INFORMATION GIVEN
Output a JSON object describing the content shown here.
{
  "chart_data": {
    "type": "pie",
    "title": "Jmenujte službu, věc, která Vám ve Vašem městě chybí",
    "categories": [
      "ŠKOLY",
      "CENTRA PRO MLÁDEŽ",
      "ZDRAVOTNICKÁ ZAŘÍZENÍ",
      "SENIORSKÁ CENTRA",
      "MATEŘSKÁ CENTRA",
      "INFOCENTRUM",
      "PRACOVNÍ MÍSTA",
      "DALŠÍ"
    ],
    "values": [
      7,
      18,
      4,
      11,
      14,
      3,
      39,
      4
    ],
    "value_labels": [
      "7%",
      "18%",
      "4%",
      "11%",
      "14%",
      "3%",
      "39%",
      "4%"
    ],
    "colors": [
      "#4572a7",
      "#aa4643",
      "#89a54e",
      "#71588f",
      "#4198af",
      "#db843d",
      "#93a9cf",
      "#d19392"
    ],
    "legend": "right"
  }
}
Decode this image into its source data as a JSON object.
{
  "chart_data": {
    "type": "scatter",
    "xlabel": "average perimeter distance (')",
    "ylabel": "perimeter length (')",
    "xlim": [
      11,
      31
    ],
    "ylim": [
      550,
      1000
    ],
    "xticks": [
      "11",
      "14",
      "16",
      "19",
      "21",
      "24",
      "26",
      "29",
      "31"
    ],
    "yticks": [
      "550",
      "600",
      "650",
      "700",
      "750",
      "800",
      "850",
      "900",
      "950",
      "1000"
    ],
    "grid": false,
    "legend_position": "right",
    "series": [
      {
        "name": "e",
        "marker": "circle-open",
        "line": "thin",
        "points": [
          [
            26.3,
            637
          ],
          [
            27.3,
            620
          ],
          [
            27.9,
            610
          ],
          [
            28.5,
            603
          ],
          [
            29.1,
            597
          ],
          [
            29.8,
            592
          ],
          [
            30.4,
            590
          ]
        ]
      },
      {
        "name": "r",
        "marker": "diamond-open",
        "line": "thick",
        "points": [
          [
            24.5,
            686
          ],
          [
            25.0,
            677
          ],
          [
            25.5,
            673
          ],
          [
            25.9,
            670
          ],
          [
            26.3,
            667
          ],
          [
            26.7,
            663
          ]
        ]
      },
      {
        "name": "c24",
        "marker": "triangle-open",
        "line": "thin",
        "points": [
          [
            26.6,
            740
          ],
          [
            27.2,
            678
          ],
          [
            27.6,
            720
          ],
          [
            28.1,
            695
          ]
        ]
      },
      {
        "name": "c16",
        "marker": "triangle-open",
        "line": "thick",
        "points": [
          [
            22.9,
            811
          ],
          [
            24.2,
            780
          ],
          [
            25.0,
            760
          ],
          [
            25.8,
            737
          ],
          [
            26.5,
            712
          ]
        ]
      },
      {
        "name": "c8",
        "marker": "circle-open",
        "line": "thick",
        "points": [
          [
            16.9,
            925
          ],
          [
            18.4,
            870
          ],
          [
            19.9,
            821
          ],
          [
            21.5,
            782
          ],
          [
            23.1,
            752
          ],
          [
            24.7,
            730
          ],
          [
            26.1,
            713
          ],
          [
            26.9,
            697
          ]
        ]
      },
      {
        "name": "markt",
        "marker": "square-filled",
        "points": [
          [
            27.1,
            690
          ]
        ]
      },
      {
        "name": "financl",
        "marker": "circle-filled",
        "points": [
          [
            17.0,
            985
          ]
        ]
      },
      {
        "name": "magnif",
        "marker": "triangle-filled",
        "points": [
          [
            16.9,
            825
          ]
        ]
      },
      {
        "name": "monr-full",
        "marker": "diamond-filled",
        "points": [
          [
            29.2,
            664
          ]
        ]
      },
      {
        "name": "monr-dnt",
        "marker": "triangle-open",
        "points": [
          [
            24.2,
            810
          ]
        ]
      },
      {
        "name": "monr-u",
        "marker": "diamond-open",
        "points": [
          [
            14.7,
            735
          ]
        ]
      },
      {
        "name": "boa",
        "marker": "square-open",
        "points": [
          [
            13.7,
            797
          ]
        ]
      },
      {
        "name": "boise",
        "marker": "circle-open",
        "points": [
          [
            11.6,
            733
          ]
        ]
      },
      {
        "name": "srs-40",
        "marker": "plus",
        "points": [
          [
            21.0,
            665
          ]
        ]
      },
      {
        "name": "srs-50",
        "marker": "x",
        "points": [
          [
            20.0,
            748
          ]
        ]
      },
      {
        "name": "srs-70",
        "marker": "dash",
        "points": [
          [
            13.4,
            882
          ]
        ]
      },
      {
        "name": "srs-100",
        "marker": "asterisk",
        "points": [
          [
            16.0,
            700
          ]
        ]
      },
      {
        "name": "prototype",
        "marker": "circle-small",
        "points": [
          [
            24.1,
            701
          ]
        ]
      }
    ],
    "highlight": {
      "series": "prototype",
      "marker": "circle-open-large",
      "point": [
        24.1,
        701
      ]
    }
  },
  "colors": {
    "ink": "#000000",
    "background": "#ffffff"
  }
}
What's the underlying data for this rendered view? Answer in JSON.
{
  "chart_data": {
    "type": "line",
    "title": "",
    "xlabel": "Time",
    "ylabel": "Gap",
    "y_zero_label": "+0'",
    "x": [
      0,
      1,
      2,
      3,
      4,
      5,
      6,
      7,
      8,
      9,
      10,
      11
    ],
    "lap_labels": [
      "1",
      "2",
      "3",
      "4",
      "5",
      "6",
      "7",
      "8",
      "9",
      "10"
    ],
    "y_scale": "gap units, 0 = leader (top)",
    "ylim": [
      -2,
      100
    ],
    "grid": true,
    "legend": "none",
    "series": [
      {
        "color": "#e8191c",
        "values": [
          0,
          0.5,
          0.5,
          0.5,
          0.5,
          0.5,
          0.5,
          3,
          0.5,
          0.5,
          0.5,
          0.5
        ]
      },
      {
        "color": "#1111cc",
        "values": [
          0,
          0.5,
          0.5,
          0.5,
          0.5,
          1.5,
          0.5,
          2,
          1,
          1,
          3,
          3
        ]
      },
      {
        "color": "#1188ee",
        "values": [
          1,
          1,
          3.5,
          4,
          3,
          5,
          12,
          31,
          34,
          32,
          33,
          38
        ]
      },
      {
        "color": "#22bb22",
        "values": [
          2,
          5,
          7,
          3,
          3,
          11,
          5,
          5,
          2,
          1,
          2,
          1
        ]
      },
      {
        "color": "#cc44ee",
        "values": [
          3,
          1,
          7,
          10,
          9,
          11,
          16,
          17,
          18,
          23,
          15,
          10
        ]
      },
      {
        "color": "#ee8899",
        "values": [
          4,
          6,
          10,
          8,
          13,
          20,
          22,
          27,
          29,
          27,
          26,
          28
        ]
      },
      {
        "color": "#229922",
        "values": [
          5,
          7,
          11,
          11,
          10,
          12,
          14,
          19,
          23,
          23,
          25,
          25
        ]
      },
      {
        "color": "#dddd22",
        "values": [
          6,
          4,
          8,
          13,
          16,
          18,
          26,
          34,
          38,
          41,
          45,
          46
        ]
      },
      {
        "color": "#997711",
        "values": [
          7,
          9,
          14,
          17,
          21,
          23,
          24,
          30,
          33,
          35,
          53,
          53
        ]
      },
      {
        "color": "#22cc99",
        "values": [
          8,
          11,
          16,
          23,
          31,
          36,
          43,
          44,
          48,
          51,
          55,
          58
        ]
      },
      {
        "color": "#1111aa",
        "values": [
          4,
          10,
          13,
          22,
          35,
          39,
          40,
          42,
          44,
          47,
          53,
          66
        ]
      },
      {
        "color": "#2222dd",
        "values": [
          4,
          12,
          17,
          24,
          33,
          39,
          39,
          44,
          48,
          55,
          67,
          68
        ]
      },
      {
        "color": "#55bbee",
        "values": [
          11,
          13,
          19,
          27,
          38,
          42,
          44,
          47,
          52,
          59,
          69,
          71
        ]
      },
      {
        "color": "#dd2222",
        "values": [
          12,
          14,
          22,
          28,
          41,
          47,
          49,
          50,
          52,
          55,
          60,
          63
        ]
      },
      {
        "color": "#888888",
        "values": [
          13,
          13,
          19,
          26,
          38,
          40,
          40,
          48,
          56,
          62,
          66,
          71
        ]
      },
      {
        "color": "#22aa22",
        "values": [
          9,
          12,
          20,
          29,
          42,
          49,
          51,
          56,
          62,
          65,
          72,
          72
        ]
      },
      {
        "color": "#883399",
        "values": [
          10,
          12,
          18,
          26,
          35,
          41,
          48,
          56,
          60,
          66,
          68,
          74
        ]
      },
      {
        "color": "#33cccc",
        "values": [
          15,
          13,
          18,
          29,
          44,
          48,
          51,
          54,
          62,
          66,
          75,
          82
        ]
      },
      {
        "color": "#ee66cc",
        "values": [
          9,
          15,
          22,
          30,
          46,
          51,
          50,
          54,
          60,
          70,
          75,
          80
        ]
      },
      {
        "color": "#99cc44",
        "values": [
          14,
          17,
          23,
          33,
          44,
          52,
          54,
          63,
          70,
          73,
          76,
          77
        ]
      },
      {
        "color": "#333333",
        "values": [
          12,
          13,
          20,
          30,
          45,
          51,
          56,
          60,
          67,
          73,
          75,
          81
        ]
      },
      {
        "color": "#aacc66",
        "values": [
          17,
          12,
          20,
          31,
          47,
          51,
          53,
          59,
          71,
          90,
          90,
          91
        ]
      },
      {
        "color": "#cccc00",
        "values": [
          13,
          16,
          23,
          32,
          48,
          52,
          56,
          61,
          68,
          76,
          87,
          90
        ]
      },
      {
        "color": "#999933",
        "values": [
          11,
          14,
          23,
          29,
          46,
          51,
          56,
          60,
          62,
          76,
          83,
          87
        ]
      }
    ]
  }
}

SHORT EXERCISE
Pick out the lines that have the word "title". Copy them all.

TASK OUTPUT
    "title": "Jmenujte službu, věc, která Vám ve Vašem městě chybí",
    "title": "",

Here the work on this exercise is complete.